* _Do this_: Filter for the word "zingen" and keep each matching line.

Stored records
========
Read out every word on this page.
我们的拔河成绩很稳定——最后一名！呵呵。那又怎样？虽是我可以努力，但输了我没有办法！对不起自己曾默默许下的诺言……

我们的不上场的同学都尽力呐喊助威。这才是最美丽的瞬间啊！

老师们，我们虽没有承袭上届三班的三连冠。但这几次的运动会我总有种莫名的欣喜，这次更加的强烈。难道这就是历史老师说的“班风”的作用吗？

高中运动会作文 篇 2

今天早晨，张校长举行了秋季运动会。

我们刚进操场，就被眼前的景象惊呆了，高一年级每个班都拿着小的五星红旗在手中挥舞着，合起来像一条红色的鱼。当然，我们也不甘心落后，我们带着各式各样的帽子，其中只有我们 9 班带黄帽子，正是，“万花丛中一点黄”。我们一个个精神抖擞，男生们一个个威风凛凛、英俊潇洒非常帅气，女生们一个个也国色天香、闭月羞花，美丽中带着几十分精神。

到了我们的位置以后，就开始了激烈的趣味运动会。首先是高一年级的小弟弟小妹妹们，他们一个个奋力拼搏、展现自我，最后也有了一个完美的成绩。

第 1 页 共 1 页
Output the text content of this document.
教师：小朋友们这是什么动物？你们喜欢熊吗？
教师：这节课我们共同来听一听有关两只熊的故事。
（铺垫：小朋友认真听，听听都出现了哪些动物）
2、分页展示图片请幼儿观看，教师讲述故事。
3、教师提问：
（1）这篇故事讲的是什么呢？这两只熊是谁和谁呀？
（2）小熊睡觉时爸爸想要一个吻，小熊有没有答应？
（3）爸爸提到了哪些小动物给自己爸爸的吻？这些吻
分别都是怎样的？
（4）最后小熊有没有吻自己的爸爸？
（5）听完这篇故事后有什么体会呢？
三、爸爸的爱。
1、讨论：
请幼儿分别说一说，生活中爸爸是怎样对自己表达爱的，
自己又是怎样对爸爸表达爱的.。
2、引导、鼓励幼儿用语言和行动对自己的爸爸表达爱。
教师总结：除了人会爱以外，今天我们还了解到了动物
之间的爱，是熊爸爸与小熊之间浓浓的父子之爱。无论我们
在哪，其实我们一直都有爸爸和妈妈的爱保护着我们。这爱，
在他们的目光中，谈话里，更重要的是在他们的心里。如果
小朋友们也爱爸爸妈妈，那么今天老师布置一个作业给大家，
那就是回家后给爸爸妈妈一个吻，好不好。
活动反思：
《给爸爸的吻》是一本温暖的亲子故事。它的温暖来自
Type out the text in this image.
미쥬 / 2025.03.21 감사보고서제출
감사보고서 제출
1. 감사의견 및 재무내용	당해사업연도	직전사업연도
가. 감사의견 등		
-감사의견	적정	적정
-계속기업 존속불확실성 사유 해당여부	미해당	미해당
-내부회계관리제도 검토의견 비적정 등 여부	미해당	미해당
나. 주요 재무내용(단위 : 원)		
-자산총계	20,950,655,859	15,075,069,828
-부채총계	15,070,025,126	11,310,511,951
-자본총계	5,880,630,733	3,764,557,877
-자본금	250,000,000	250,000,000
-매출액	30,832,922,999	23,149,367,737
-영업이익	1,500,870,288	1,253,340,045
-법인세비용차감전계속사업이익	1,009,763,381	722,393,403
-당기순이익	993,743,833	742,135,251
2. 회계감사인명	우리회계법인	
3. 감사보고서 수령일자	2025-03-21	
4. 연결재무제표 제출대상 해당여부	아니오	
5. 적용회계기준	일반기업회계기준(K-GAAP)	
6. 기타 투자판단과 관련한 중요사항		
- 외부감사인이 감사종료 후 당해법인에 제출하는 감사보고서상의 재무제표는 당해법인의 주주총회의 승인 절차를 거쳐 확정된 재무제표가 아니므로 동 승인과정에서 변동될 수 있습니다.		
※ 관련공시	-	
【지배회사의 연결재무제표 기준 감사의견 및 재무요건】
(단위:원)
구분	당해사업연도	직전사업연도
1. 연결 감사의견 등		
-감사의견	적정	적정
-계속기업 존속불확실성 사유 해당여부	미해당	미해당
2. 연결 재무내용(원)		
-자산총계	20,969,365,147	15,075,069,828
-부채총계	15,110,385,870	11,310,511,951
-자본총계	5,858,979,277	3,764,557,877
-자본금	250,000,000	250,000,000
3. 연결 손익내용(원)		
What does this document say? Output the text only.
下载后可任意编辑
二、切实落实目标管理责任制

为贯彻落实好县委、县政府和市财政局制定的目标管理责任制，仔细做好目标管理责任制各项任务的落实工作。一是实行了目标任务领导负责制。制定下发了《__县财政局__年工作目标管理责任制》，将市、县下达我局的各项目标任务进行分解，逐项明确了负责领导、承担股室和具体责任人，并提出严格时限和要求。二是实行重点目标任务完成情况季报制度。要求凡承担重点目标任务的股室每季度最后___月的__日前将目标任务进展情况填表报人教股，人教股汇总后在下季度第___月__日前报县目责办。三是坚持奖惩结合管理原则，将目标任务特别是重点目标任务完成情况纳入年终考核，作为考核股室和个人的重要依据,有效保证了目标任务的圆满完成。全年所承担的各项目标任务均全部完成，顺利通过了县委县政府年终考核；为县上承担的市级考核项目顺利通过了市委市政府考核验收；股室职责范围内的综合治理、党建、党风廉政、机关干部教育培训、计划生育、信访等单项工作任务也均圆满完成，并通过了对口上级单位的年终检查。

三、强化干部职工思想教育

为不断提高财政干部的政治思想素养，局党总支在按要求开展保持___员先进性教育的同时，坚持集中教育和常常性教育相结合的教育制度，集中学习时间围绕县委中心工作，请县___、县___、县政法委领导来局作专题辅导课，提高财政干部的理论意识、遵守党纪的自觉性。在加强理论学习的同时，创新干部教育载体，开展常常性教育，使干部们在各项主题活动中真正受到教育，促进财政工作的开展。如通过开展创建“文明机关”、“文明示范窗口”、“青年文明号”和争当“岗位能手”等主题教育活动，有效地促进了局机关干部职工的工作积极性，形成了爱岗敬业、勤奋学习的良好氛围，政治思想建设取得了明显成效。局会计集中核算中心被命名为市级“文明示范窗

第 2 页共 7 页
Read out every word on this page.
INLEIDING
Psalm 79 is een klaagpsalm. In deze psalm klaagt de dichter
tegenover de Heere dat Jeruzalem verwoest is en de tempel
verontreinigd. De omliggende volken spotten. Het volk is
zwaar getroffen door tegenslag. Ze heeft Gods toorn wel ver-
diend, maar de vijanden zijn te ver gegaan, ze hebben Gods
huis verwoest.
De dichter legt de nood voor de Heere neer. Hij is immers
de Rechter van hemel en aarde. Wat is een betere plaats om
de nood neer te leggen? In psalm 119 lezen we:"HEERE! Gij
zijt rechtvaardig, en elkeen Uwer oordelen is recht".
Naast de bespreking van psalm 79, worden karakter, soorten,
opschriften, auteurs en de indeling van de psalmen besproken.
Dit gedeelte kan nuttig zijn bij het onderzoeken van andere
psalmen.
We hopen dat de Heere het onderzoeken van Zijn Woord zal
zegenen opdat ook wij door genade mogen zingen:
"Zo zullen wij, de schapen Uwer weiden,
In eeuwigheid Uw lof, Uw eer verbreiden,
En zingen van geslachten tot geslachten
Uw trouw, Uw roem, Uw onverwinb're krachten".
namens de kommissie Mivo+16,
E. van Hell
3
========
* _Exercise output_:
zegenen opdat ook wij door genade mogen zingen:
En zingen van geslachten tot geslachten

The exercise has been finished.